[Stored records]
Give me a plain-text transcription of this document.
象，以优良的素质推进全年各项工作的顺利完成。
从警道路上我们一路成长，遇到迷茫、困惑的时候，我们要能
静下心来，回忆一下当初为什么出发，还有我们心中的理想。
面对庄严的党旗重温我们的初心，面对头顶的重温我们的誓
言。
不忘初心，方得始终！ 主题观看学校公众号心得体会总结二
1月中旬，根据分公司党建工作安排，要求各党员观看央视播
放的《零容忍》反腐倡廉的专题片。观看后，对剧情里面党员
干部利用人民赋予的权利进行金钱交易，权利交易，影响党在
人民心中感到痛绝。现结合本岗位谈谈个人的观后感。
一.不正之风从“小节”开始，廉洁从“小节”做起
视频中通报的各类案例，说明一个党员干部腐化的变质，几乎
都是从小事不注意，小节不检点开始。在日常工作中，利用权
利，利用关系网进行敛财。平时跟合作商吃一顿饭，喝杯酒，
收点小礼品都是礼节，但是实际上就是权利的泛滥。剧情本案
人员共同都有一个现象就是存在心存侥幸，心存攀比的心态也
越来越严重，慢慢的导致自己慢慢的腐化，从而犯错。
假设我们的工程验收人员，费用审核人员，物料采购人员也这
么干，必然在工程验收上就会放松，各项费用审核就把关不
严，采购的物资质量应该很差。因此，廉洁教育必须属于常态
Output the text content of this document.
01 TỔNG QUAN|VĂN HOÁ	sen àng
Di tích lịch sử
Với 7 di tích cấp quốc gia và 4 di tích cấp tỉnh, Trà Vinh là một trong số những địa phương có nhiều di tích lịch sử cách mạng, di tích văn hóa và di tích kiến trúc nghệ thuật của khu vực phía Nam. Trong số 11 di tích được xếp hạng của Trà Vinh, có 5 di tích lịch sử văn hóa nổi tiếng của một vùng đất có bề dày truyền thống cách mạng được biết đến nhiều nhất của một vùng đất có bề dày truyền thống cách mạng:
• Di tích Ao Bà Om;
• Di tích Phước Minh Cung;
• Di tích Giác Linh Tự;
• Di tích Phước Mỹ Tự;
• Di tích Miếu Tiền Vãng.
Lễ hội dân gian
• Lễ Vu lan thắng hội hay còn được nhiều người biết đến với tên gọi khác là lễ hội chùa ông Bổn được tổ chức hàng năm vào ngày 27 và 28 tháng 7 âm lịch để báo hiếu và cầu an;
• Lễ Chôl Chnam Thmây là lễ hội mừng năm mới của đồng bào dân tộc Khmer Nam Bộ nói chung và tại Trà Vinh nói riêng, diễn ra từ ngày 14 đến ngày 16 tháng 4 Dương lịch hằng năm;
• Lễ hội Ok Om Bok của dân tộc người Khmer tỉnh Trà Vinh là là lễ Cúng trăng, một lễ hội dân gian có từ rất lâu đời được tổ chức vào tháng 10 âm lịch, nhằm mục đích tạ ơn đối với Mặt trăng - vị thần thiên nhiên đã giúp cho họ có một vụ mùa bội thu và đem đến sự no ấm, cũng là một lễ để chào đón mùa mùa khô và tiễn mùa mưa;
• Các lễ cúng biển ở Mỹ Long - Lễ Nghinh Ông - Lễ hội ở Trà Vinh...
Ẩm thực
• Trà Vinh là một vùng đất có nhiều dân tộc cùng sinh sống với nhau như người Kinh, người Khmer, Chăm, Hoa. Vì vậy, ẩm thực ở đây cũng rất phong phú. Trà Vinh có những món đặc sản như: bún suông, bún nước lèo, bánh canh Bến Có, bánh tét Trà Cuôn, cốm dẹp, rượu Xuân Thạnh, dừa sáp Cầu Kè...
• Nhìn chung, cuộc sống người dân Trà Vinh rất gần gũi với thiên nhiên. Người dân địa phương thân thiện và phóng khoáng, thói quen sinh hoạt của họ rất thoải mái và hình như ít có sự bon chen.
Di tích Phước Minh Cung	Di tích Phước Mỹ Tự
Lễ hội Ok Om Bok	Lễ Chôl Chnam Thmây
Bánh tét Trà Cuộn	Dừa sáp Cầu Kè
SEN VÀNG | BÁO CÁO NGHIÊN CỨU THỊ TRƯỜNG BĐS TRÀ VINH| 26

...

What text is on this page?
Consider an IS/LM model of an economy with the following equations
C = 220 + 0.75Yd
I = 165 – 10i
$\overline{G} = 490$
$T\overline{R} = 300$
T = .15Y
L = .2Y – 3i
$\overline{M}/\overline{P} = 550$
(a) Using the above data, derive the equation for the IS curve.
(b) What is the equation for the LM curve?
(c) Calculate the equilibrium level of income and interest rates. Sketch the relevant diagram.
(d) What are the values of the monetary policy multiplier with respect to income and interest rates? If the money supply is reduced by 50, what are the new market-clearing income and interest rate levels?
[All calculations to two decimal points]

▸ **WHAT THE EXERCISE ASKS**: Using the material above, state how many lines include the string "document". Answer with a single number.

▸ **OUTPUT BELOW**: 2